> **Instructions for the task**
Which lines of the records contain "text"? Collect every one of them.

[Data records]

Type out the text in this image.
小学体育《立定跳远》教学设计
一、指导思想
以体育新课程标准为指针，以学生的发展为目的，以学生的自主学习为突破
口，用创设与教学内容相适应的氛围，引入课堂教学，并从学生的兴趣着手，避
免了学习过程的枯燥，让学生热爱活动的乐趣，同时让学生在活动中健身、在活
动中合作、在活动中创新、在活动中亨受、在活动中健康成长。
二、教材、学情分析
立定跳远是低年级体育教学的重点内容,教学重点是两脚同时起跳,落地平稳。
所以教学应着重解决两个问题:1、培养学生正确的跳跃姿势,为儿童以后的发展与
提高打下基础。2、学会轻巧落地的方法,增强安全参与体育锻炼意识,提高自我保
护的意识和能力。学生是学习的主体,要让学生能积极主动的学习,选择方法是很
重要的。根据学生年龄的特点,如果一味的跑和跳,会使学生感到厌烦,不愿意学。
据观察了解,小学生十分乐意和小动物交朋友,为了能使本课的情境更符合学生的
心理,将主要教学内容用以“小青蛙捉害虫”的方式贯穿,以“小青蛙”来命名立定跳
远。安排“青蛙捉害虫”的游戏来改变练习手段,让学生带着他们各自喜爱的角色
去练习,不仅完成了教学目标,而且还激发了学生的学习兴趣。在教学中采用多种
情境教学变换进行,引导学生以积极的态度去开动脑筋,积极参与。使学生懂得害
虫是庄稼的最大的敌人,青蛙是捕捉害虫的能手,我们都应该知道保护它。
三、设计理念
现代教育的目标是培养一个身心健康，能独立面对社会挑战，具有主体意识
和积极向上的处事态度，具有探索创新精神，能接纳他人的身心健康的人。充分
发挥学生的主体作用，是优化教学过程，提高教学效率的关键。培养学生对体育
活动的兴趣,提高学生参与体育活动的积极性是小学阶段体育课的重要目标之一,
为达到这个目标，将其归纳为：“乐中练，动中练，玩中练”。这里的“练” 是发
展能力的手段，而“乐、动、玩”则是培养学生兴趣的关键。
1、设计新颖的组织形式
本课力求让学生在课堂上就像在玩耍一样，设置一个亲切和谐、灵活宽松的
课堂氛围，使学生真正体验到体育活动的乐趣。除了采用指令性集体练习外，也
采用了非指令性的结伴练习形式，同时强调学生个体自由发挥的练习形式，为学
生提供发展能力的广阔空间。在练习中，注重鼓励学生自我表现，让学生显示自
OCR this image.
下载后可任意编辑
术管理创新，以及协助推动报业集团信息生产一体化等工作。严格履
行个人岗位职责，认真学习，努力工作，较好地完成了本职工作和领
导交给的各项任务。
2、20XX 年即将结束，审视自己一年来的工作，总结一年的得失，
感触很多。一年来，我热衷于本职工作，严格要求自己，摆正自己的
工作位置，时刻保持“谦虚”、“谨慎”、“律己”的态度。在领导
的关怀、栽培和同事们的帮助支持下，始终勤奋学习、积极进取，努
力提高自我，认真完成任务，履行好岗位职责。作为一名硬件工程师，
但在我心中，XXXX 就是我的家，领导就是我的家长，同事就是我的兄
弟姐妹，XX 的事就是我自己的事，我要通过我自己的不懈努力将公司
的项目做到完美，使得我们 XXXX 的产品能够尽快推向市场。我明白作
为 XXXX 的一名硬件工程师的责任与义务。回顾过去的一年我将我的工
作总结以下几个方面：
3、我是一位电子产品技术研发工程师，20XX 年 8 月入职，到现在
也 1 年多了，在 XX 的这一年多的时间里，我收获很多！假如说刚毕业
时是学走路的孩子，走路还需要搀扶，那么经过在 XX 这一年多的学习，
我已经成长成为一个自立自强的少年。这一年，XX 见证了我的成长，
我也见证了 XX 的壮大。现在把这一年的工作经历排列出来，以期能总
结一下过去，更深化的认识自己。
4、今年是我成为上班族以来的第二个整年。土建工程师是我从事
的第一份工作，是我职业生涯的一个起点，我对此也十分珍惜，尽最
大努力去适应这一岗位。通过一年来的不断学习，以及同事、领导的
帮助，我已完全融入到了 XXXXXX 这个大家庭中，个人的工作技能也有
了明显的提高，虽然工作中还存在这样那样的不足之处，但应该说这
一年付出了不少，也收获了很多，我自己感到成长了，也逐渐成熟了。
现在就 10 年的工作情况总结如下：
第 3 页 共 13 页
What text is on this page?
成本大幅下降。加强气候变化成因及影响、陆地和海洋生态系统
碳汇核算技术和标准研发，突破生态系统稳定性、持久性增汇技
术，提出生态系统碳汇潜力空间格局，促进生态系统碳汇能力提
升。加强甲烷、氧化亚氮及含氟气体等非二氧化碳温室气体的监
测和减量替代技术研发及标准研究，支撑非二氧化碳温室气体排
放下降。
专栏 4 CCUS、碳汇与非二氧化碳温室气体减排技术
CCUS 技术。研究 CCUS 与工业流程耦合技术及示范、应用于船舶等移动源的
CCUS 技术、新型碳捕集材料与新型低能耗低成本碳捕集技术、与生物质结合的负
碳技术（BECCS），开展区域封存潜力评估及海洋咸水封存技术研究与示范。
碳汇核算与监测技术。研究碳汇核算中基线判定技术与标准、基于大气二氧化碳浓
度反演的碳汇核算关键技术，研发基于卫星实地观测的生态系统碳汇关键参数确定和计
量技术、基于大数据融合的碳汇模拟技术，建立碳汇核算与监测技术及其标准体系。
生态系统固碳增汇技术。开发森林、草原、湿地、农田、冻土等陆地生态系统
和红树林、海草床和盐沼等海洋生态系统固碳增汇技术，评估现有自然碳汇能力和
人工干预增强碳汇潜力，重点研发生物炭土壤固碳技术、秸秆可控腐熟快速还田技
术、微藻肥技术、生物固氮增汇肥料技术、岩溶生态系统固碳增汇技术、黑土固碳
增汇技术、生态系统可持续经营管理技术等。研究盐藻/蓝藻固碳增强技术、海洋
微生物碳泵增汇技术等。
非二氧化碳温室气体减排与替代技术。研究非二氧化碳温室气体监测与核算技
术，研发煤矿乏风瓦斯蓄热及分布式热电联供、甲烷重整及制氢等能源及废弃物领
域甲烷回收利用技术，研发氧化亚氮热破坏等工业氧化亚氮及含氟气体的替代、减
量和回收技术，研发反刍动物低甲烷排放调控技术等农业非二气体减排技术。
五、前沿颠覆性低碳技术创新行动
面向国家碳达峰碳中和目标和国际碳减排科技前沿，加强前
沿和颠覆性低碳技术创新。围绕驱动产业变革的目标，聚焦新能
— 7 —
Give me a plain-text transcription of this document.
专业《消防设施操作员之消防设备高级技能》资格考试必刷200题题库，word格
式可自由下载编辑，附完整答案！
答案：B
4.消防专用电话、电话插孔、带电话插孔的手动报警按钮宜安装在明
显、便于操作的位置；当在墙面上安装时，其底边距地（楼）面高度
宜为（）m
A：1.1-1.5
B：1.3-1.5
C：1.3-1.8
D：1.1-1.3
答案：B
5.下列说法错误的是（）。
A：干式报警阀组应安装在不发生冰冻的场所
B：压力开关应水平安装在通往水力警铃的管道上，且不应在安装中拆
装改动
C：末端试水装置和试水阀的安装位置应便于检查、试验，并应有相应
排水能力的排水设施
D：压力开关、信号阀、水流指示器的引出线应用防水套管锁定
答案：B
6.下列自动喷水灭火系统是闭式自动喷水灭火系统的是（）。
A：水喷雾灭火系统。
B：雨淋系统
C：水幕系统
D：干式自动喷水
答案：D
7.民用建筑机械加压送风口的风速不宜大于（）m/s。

> **Answer to this task**
Type out the text in this image.
What text is on this page?
Give me a plain-text transcription of this document.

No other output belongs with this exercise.